[Image layout annotations]
____
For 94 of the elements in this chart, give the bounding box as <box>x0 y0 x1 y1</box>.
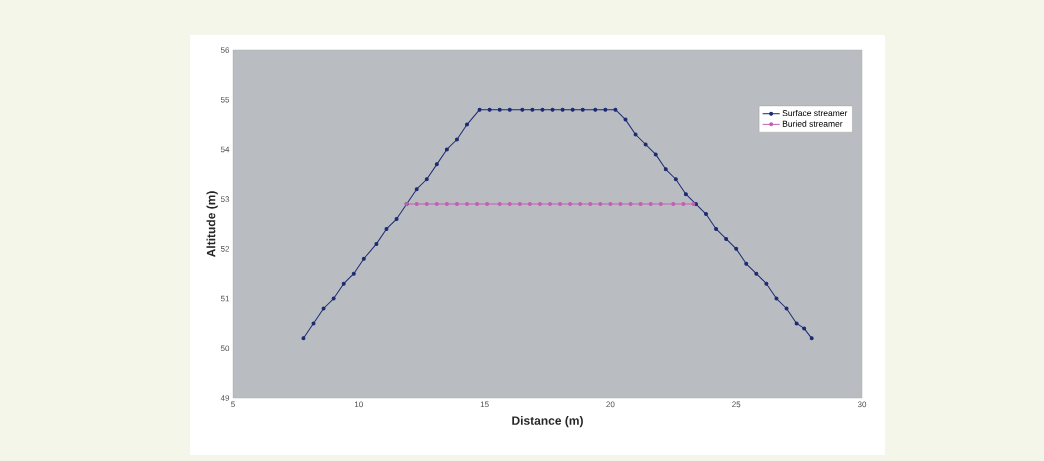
point <box>550 107 555 112</box>
point <box>704 212 709 217</box>
point <box>580 107 585 112</box>
legend-label: Surface streamer <box>782 109 848 117</box>
point <box>558 202 563 207</box>
point <box>537 202 542 207</box>
point <box>683 192 688 197</box>
point <box>434 162 439 167</box>
point <box>341 281 346 286</box>
y-axis-title: Altitude (m) <box>206 191 218 258</box>
point <box>464 202 469 207</box>
point <box>384 226 389 231</box>
point <box>714 226 719 231</box>
point <box>527 202 532 207</box>
y-tick-label: 52 <box>220 246 230 252</box>
point <box>570 107 575 112</box>
point <box>774 296 779 301</box>
point <box>477 107 482 112</box>
y-tick-label: 53 <box>220 196 230 202</box>
y-tick-label: 51 <box>220 295 230 302</box>
point <box>485 202 490 207</box>
point <box>588 202 593 207</box>
point <box>507 107 512 112</box>
point <box>673 177 678 182</box>
point <box>560 107 565 112</box>
point <box>653 152 658 157</box>
point <box>618 202 623 207</box>
point <box>613 107 618 112</box>
point <box>628 202 633 207</box>
point <box>568 202 573 207</box>
legend-label: Buried streamer <box>782 120 843 127</box>
point <box>434 202 439 207</box>
y-tick-label: 55 <box>220 96 230 103</box>
point <box>724 236 729 241</box>
point <box>633 132 638 137</box>
point <box>744 261 749 266</box>
point <box>361 256 366 261</box>
point <box>321 306 326 311</box>
point <box>764 281 769 286</box>
point <box>603 107 608 112</box>
point <box>331 296 336 301</box>
point <box>784 306 789 311</box>
point <box>540 107 545 112</box>
point <box>530 107 535 112</box>
point <box>414 187 419 192</box>
point <box>424 202 429 207</box>
point <box>643 142 648 147</box>
y-tick-label: 49 <box>220 395 230 401</box>
point <box>517 202 522 207</box>
point <box>454 137 459 142</box>
point <box>681 202 686 207</box>
x-tick-label: 15 <box>480 401 489 408</box>
point <box>520 107 525 112</box>
point <box>802 326 807 331</box>
point <box>414 202 419 207</box>
point <box>351 271 356 276</box>
point <box>794 321 799 326</box>
point <box>663 167 668 172</box>
point <box>671 202 676 207</box>
point <box>424 177 429 182</box>
point <box>394 217 399 222</box>
point <box>658 202 663 207</box>
point <box>497 202 502 207</box>
point <box>444 202 449 207</box>
x-tick-label: 30 <box>857 401 867 408</box>
point <box>507 202 512 207</box>
x-axis-title: Distance (m) <box>512 416 583 428</box>
y-tick-label: 56 <box>220 47 230 53</box>
point <box>598 202 603 207</box>
point <box>578 202 583 207</box>
point <box>638 202 643 207</box>
point <box>734 246 739 251</box>
point <box>487 107 492 112</box>
point <box>497 107 502 112</box>
point <box>475 202 480 207</box>
x-tick-label: 20 <box>606 401 615 408</box>
point <box>464 122 469 127</box>
point <box>623 117 628 122</box>
x-tick-label: 5 <box>231 401 235 408</box>
point <box>608 202 613 207</box>
y-tick-label: 50 <box>220 345 230 352</box>
point <box>444 147 449 152</box>
point <box>454 202 459 207</box>
point <box>548 202 553 207</box>
point <box>593 107 598 112</box>
point <box>754 271 759 276</box>
point <box>301 336 306 341</box>
x-tick-label: 10 <box>354 401 363 408</box>
point <box>648 202 653 207</box>
x-tick-label: 25 <box>732 401 741 408</box>
y-tick-label: 54 <box>220 146 230 153</box>
point <box>311 321 316 326</box>
point <box>809 336 814 341</box>
point <box>374 241 379 246</box>
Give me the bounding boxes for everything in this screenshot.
____
TASK DESCRIPTION: Output as a JSON list of strings, one per line with blank lines omitted, the part of the records that opens with the line containing "point <box>550 107 555 112</box>" and closes with the line containing "point <box>683 192 688 197</box>", both ends included.

SOLUTION TO THE PROBLEM:
[
  "point <box>550 107 555 112</box>",
  "point <box>704 212 709 217</box>",
  "point <box>580 107 585 112</box>",
  "legend-label: Surface streamer <box>782 109 848 117</box>",
  "point <box>558 202 563 207</box>",
  "point <box>537 202 542 207</box>",
  "point <box>683 192 688 197</box>"
]